- [Task directions]: Quote the whole listing word for word. Do not include the pictures.

- [Data records]:

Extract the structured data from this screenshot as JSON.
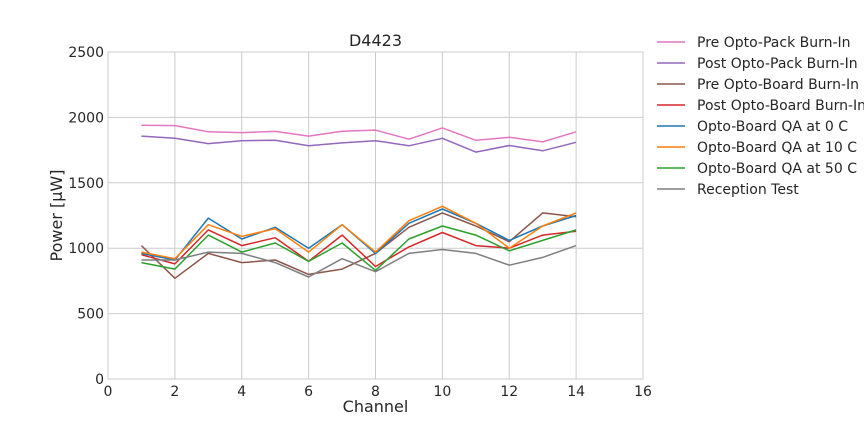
{
  "chart_data": {
    "type": "line",
    "title": "D4423",
    "xlabel": "Channel",
    "ylabel": "Power [μW]",
    "xlim": [
      0,
      16
    ],
    "ylim": [
      0,
      2500
    ],
    "xticks": [
      0,
      2,
      4,
      6,
      8,
      10,
      12,
      14,
      16
    ],
    "yticks": [
      0,
      500,
      1000,
      1500,
      2000,
      2500
    ],
    "grid": true,
    "legend_position": "outside-right",
    "x": [
      1,
      2,
      3,
      4,
      5,
      6,
      7,
      8,
      9,
      10,
      11,
      12,
      13,
      14
    ],
    "series": [
      {
        "name": "Pre Opto-Pack Burn-In",
        "color": "#e377c2",
        "values": [
          1940,
          1937,
          1890,
          1884,
          1893,
          1857,
          1894,
          1903,
          1833,
          1920,
          1825,
          1848,
          1813,
          1890
        ]
      },
      {
        "name": "Post Opto-Pack Burn-In",
        "color": "#9467bd",
        "values": [
          1857,
          1841,
          1800,
          1822,
          1826,
          1783,
          1805,
          1822,
          1783,
          1840,
          1735,
          1785,
          1745,
          1810
        ]
      },
      {
        "name": "Pre Opto-Board Burn-In",
        "color": "#8c564b",
        "values": [
          1020,
          770,
          960,
          890,
          910,
          800,
          840,
          960,
          1160,
          1270,
          1170,
          1050,
          1270,
          1240
        ]
      },
      {
        "name": "Post Opto-Board Burn-In",
        "color": "#d62728",
        "values": [
          950,
          880,
          1140,
          1020,
          1080,
          900,
          1100,
          860,
          1010,
          1120,
          1020,
          1000,
          1100,
          1130
        ]
      },
      {
        "name": "Opto-Board QA at 0 C",
        "color": "#1f77b4",
        "values": [
          960,
          910,
          1230,
          1070,
          1160,
          1000,
          1180,
          960,
          1190,
          1300,
          1190,
          1060,
          1170,
          1250
        ]
      },
      {
        "name": "Opto-Board QA at 10 C",
        "color": "#ff7f0e",
        "values": [
          970,
          920,
          1180,
          1090,
          1150,
          970,
          1180,
          970,
          1210,
          1320,
          1190,
          1000,
          1170,
          1270
        ]
      },
      {
        "name": "Opto-Board QA at 50 C",
        "color": "#2ca02c",
        "values": [
          890,
          840,
          1100,
          970,
          1040,
          900,
          1040,
          830,
          1070,
          1170,
          1100,
          980,
          1060,
          1140
        ]
      },
      {
        "name": "Reception Test",
        "color": "#7f7f7f",
        "values": [
          910,
          910,
          970,
          960,
          890,
          780,
          920,
          820,
          960,
          990,
          960,
          870,
          930,
          1020
        ]
      }
    ]
  }
}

- [Exercise result]:
Extract the structured data from this screenshot as JSON.
{
  "chart_data": {
    "type": "line",
    "title": "D4423",
    "xlabel": "Channel",
    "ylabel": "Power [μW]",
    "xlim": [
      0,
      16
    ],
    "ylim": [
      0,
      2500
    ],
    "xticks": [
      0,
      2,
      4,
      6,
      8,
      10,
      12,
      14,
      16
    ],
    "yticks": [
      0,
      500,
      1000,
      1500,
      2000,
      2500
    ],
    "grid": true,
    "legend_position": "outside-right",
    "x": [
      1,
      2,
      3,
      4,
      5,
      6,
      7,
      8,
      9,
      10,
      11,
      12,
      13,
      14
    ],
    "series": [
      {
        "name": "Pre Opto-Pack Burn-In",
        "color": "#e377c2",
        "values": [
          1940,
          1937,
          1890,
          1884,
          1893,
          1857,
          1894,
          1903,
          1833,
          1920,
          1825,
          1848,
          1813,
          1890
        ]
      },
      {
        "name": "Post Opto-Pack Burn-In",
        "color": "#9467bd",
        "values": [
          1857,
          1841,
          1800,
          1822,
          1826,
          1783,
          1805,
          1822,
          1783,
          1840,
          1735,
          1785,
          1745,
          1810
        ]
      },
      {
        "name": "Pre Opto-Board Burn-In",
        "color": "#8c564b",
        "values": [
          1020,
          770,
          960,
          890,
          910,
          800,
          840,
          960,
          1160,
          1270,
          1170,
          1050,
          1270,
          1240
        ]
      },
      {
        "name": "Post Opto-Board Burn-In",
        "color": "#d62728",
        "values": [
          950,
          880,
          1140,
          1020,
          1080,
          900,
          1100,
          860,
          1010,
          1120,
          1020,
          1000,
          1100,
          1130
        ]
      },
      {
        "name": "Opto-Board QA at 0 C",
        "color": "#1f77b4",
        "values": [
          960,
          910,
          1230,
          1070,
          1160,
          1000,
          1180,
          960,
          1190,
          1300,
          1190,
          1060,
          1170,
          1250
        ]
      },
      {
        "name": "Opto-Board QA at 10 C",
        "color": "#ff7f0e",
        "values": [
          970,
          920,
          1180,
          1090,
          1150,
          970,
          1180,
          970,
          1210,
          1320,
          1190,
          1000,
          1170,
          1270
        ]
      },
      {
        "name": "Opto-Board QA at 50 C",
        "color": "#2ca02c",
        "values": [
          890,
          840,
          1100,
          970,
          1040,
          900,
          1040,
          830,
          1070,
          1170,
          1100,
          980,
          1060,
          1140
        ]
      },
      {
        "name": "Reception Test",
        "color": "#7f7f7f",
        "values": [
          910,
          910,
          970,
          960,
          890,
          780,
          920,
          820,
          960,
          990,
          960,
          870,
          930,
          1020
        ]
      }
    ]
  }
}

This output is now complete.